[Start Dataset records]
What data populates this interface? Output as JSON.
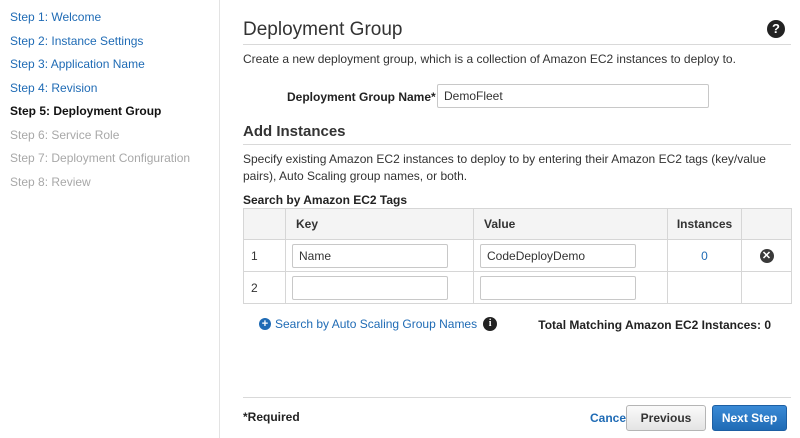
{
  "sidebar": {
    "steps": [
      {
        "label": "Step 1: Welcome"
      },
      {
        "label": "Step 2: Instance Settings"
      },
      {
        "label": "Step 3: Application Name"
      },
      {
        "label": "Step 4: Revision"
      },
      {
        "label": "Step 5: Deployment Group"
      },
      {
        "label": "Step 6: Service Role"
      },
      {
        "label": "Step 7: Deployment Configuration"
      },
      {
        "label": "Step 8: Review"
      }
    ]
  },
  "header": {
    "title": "Deployment Group",
    "help_icon": "question-circle-icon",
    "help_glyph": "?"
  },
  "intro": "Create a new deployment group, which is a collection of Amazon EC2 instances to deploy to.",
  "deployment_group": {
    "label": "Deployment Group Name*",
    "value": "DemoFleet"
  },
  "add_instances": {
    "title": "Add Instances",
    "description": "Specify existing Amazon EC2 instances to deploy to by entering their Amazon EC2 tags (key/value pairs), Auto Scaling group names, or both.",
    "tags_label": "Search by Amazon EC2 Tags",
    "table": {
      "columns": [
        "",
        "Key",
        "Value",
        "Instances",
        ""
      ],
      "rows": [
        {
          "num": "1",
          "key": "Name",
          "value": "CodeDeployDemo",
          "instances": "0",
          "remove_glyph": "✕"
        },
        {
          "num": "2",
          "key": "",
          "value": "",
          "instances": ""
        }
      ]
    },
    "asg_link": "Search by Auto Scaling Group Names",
    "plus_glyph": "+",
    "info_glyph": "i",
    "total": "Total Matching Amazon EC2 Instances: 0"
  },
  "footer": {
    "required": "*Required",
    "cancel": "Cancel",
    "previous": "Previous",
    "next": "Next Step"
  },
  "colors": {
    "link": "#1f6bb5",
    "primary_button": "#1f6bb5"
  }
}
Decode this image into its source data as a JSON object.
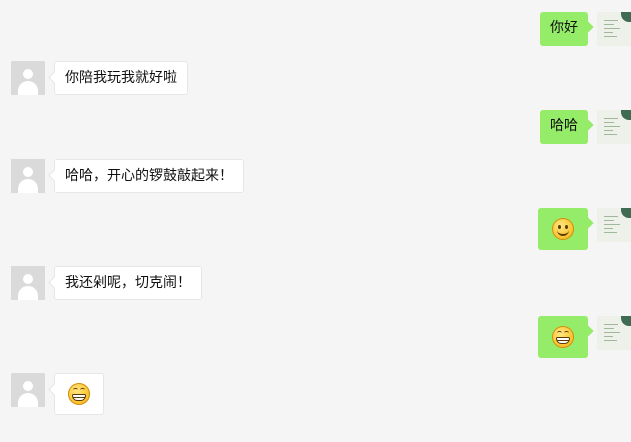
{
  "messages": [
    {
      "side": "right",
      "type": "text",
      "text": "你好"
    },
    {
      "side": "left",
      "type": "text",
      "text": "你陪我玩我就好啦"
    },
    {
      "side": "right",
      "type": "text",
      "text": "哈哈"
    },
    {
      "side": "left",
      "type": "text",
      "text": "哈哈，开心的锣鼓敲起来！"
    },
    {
      "side": "right",
      "type": "emoji",
      "emoji": "smile-emoji"
    },
    {
      "side": "left",
      "type": "text",
      "text": "我还剁呢，切克闹！"
    },
    {
      "side": "right",
      "type": "emoji",
      "emoji": "grin-emoji"
    },
    {
      "side": "left",
      "type": "emoji",
      "emoji": "grin-emoji"
    }
  ],
  "colors": {
    "background": "#f5f5f5",
    "sent_bubble": "#95ec69",
    "received_bubble": "#ffffff",
    "avatar_placeholder": "#dadada"
  }
}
[End Dataset records]
All of the entries above should be duplicated exactly, except for the pictures.

#### [The completed task]
What data populates this interface? Output as JSON.
{
  "sidebar": {
    "steps": [
      {
        "label": "Step 1: Welcome"
      },
      {
        "label": "Step 2: Instance Settings"
      },
      {
        "label": "Step 3: Application Name"
      },
      {
        "label": "Step 4: Revision"
      },
      {
        "label": "Step 5: Deployment Group"
      },
      {
        "label": "Step 6: Service Role"
      },
      {
        "label": "Step 7: Deployment Configuration"
      },
      {
        "label": "Step 8: Review"
      }
    ]
  },
  "header": {
    "title": "Deployment Group",
    "help_icon": "question-circle-icon",
    "help_glyph": "?"
  },
  "intro": "Create a new deployment group, which is a collection of Amazon EC2 instances to deploy to.",
  "deployment_group": {
    "label": "Deployment Group Name*",
    "value": "DemoFleet"
  },
  "add_instances": {
    "title": "Add Instances",
    "description": "Specify existing Amazon EC2 instances to deploy to by entering their Amazon EC2 tags (key/value pairs), Auto Scaling group names, or both.",
    "tags_label": "Search by Amazon EC2 Tags",
    "table": {
      "columns": [
        "",
        "Key",
        "Value",
        "Instances",
        ""
      ],
      "rows": [
        {
          "num": "1",
          "key": "Name",
          "value": "CodeDeployDemo",
          "instances": "0",
          "remove_glyph": "✕"
        },
        {
          "num": "2",
          "key": "",
          "value": "",
          "instances": ""
        }
      ]
    },
    "asg_link": "Search by Auto Scaling Group Names",
    "plus_glyph": "+",
    "info_glyph": "i",
    "total": "Total Matching Amazon EC2 Instances: 0"
  },
  "footer": {
    "required": "*Required",
    "cancel": "Cancel",
    "previous": "Previous",
    "next": "Next Step"
  },
  "colors": {
    "link": "#1f6bb5",
    "primary_button": "#1f6bb5"
  }
}
Decode this image into its source data as a JSON object.
{
  "messages": [
    {
      "side": "right",
      "type": "text",
      "text": "你好"
    },
    {
      "side": "left",
      "type": "text",
      "text": "你陪我玩我就好啦"
    },
    {
      "side": "right",
      "type": "text",
      "text": "哈哈"
    },
    {
      "side": "left",
      "type": "text",
      "text": "哈哈，开心的锣鼓敲起来！"
    },
    {
      "side": "right",
      "type": "emoji",
      "emoji": "smile-emoji"
    },
    {
      "side": "left",
      "type": "text",
      "text": "我还剁呢，切克闹！"
    },
    {
      "side": "right",
      "type": "emoji",
      "emoji": "grin-emoji"
    },
    {
      "side": "left",
      "type": "emoji",
      "emoji": "grin-emoji"
    }
  ],
  "colors": {
    "background": "#f5f5f5",
    "sent_bubble": "#95ec69",
    "received_bubble": "#ffffff",
    "avatar_placeholder": "#dadada"
  }
}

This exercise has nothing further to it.